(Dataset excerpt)

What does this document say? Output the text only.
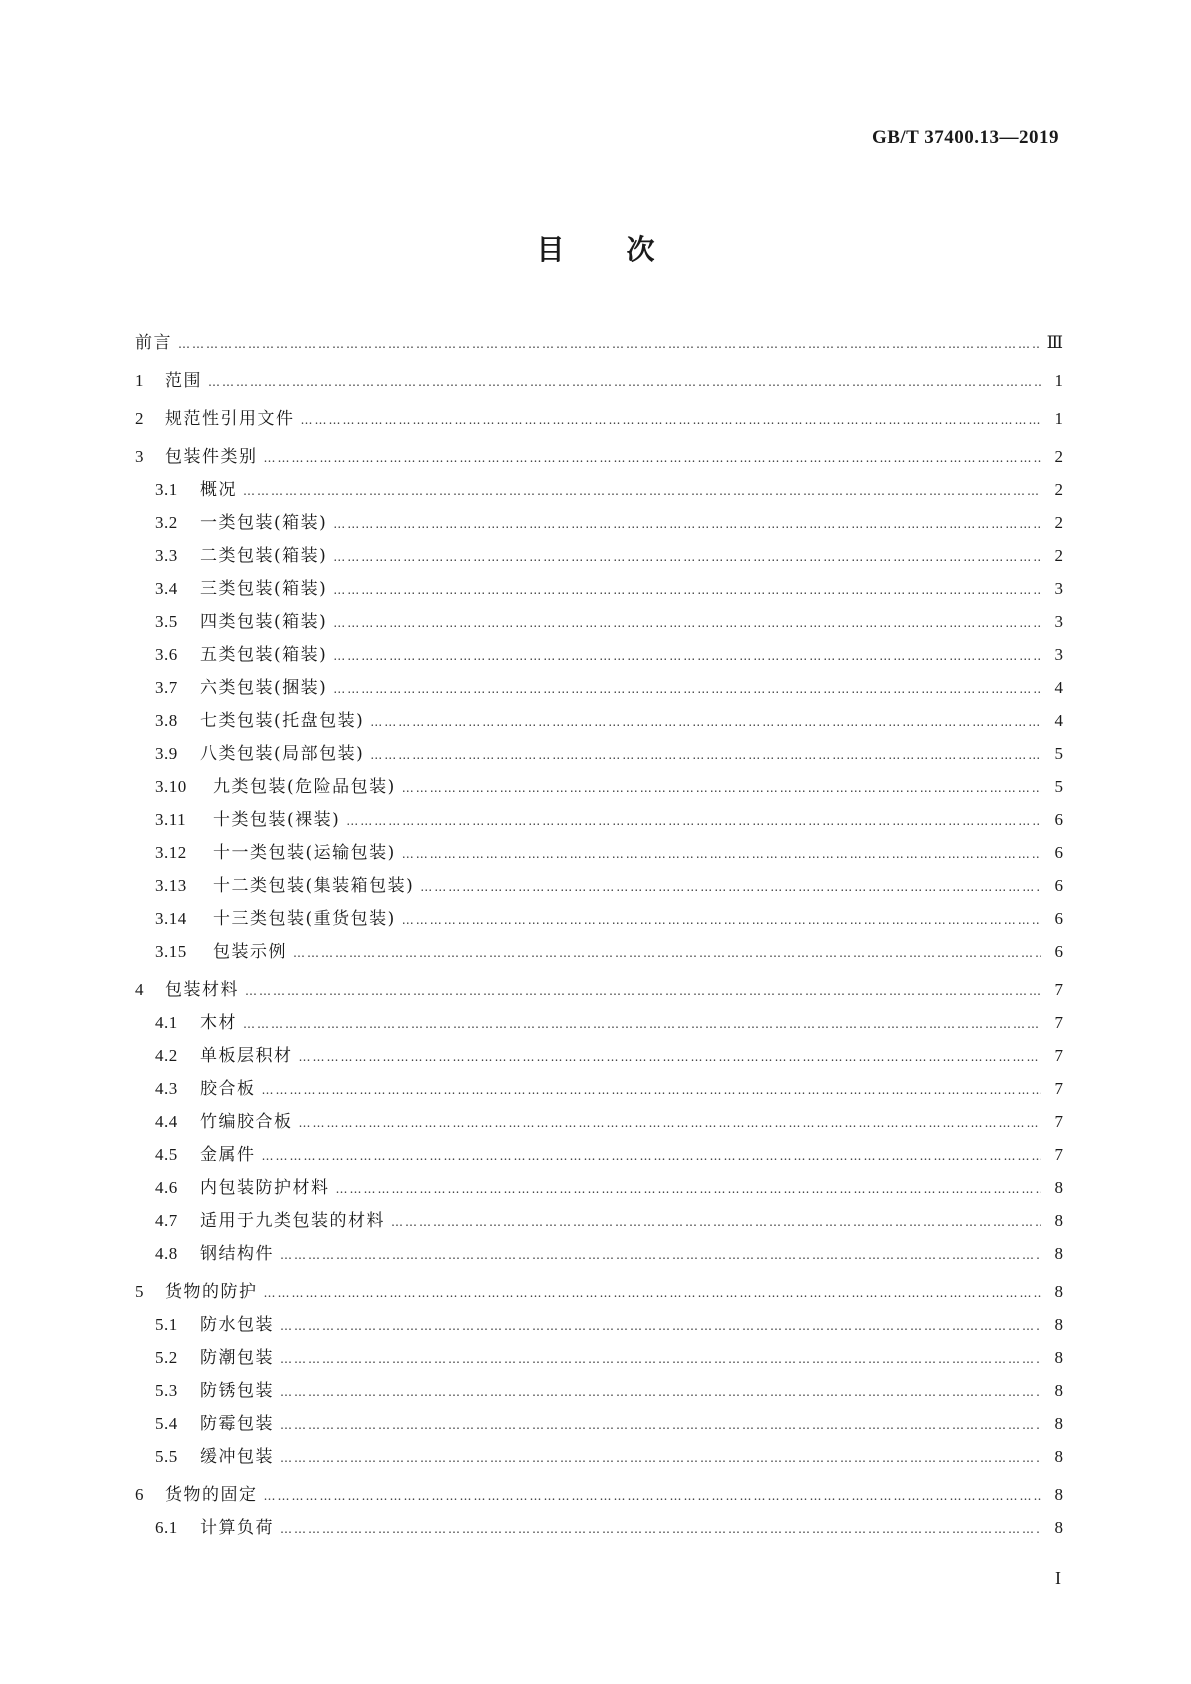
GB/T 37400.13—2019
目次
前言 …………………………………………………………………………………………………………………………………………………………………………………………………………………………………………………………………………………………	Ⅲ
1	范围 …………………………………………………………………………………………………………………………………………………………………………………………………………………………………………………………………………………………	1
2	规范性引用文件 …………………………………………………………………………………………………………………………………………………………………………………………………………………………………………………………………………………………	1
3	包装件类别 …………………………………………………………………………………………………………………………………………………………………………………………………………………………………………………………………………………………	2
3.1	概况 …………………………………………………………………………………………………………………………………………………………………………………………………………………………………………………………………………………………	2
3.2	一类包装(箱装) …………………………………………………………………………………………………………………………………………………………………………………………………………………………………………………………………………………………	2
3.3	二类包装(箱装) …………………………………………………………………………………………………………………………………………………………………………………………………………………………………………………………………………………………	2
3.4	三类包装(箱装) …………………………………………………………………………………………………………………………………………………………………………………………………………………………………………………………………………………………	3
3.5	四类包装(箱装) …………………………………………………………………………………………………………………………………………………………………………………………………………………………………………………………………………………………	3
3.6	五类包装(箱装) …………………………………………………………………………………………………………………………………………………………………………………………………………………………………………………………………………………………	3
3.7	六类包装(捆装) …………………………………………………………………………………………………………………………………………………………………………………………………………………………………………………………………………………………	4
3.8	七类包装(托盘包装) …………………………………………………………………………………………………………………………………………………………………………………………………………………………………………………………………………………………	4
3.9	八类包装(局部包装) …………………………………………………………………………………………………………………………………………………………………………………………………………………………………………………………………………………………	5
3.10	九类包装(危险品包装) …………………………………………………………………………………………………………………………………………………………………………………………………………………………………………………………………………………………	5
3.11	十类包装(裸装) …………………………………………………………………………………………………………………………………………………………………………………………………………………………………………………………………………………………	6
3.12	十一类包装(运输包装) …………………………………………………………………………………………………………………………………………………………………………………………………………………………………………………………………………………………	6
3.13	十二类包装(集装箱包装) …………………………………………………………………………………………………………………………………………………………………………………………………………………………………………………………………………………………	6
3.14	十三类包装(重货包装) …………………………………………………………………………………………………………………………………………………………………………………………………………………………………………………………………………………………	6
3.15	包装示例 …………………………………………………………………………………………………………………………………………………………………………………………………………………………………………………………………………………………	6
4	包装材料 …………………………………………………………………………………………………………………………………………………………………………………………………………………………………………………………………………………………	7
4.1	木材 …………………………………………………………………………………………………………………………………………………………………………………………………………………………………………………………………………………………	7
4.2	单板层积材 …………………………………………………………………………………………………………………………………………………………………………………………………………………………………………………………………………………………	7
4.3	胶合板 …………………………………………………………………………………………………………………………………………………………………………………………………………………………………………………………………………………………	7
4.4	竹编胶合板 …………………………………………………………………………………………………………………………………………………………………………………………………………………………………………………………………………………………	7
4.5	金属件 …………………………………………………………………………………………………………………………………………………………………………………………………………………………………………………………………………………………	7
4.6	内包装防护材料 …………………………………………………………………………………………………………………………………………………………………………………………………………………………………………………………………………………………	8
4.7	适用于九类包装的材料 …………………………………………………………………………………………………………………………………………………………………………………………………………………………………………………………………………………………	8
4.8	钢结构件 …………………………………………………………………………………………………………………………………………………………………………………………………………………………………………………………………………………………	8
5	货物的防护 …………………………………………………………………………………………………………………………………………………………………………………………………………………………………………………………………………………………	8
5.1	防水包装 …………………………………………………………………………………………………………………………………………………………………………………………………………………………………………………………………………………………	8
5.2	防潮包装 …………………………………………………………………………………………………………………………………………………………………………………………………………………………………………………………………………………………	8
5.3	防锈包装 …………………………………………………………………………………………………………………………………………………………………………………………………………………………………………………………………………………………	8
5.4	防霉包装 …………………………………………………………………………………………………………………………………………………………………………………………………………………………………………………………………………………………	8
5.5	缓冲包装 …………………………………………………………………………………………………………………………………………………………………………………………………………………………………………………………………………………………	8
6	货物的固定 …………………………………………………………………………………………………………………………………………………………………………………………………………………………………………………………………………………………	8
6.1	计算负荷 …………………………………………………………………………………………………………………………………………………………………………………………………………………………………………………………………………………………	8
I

Given instruction:
Keep the pictures out of the copy and return the rest of the data above exactly.

Finished task:
What does this document say? Output the text only.
GB/T 37400.13—2019
目次
前言 …………………………………………………………………………………………………………………………………………………………………………………………………………………………………………………………………………………………	Ⅲ
1	范围 …………………………………………………………………………………………………………………………………………………………………………………………………………………………………………………………………………………………	1
2	规范性引用文件 …………………………………………………………………………………………………………………………………………………………………………………………………………………………………………………………………………………………	1
3	包装件类别 …………………………………………………………………………………………………………………………………………………………………………………………………………………………………………………………………………………………	2
3.1	概况 …………………………………………………………………………………………………………………………………………………………………………………………………………………………………………………………………………………………	2
3.2	一类包装(箱装) …………………………………………………………………………………………………………………………………………………………………………………………………………………………………………………………………………………………	2
3.3	二类包装(箱装) …………………………………………………………………………………………………………………………………………………………………………………………………………………………………………………………………………………………	2
3.4	三类包装(箱装) …………………………………………………………………………………………………………………………………………………………………………………………………………………………………………………………………………………………	3
3.5	四类包装(箱装) …………………………………………………………………………………………………………………………………………………………………………………………………………………………………………………………………………………………	3
3.6	五类包装(箱装) …………………………………………………………………………………………………………………………………………………………………………………………………………………………………………………………………………………………	3
3.7	六类包装(捆装) …………………………………………………………………………………………………………………………………………………………………………………………………………………………………………………………………………………………	4
3.8	七类包装(托盘包装) …………………………………………………………………………………………………………………………………………………………………………………………………………………………………………………………………………………………	4
3.9	八类包装(局部包装) …………………………………………………………………………………………………………………………………………………………………………………………………………………………………………………………………………………………	5
3.10	九类包装(危险品包装) …………………………………………………………………………………………………………………………………………………………………………………………………………………………………………………………………………………………	5
3.11	十类包装(裸装) …………………………………………………………………………………………………………………………………………………………………………………………………………………………………………………………………………………………	6
3.12	十一类包装(运输包装) …………………………………………………………………………………………………………………………………………………………………………………………………………………………………………………………………………………………	6
3.13	十二类包装(集装箱包装) …………………………………………………………………………………………………………………………………………………………………………………………………………………………………………………………………………………………	6
3.14	十三类包装(重货包装) …………………………………………………………………………………………………………………………………………………………………………………………………………………………………………………………………………………………	6
3.15	包装示例 …………………………………………………………………………………………………………………………………………………………………………………………………………………………………………………………………………………………	6
4	包装材料 …………………………………………………………………………………………………………………………………………………………………………………………………………………………………………………………………………………………	7
4.1	木材 …………………………………………………………………………………………………………………………………………………………………………………………………………………………………………………………………………………………	7
4.2	单板层积材 …………………………………………………………………………………………………………………………………………………………………………………………………………………………………………………………………………………………	7
4.3	胶合板 …………………………………………………………………………………………………………………………………………………………………………………………………………………………………………………………………………………………	7
4.4	竹编胶合板 …………………………………………………………………………………………………………………………………………………………………………………………………………………………………………………………………………………………	7
4.5	金属件 …………………………………………………………………………………………………………………………………………………………………………………………………………………………………………………………………………………………	7
4.6	内包装防护材料 …………………………………………………………………………………………………………………………………………………………………………………………………………………………………………………………………………………………	8
4.7	适用于九类包装的材料 …………………………………………………………………………………………………………………………………………………………………………………………………………………………………………………………………………………………	8
4.8	钢结构件 …………………………………………………………………………………………………………………………………………………………………………………………………………………………………………………………………………………………	8
5	货物的防护 …………………………………………………………………………………………………………………………………………………………………………………………………………………………………………………………………………………………	8
5.1	防水包装 …………………………………………………………………………………………………………………………………………………………………………………………………………………………………………………………………………………………	8
5.2	防潮包装 …………………………………………………………………………………………………………………………………………………………………………………………………………………………………………………………………………………………	8
5.3	防锈包装 …………………………………………………………………………………………………………………………………………………………………………………………………………………………………………………………………………………………	8
5.4	防霉包装 …………………………………………………………………………………………………………………………………………………………………………………………………………………………………………………………………………………………	8
5.5	缓冲包装 …………………………………………………………………………………………………………………………………………………………………………………………………………………………………………………………………………………………	8
6	货物的固定 …………………………………………………………………………………………………………………………………………………………………………………………………………………………………………………………………………………………	8
6.1	计算负荷 …………………………………………………………………………………………………………………………………………………………………………………………………………………………………………………………………………………………	8
I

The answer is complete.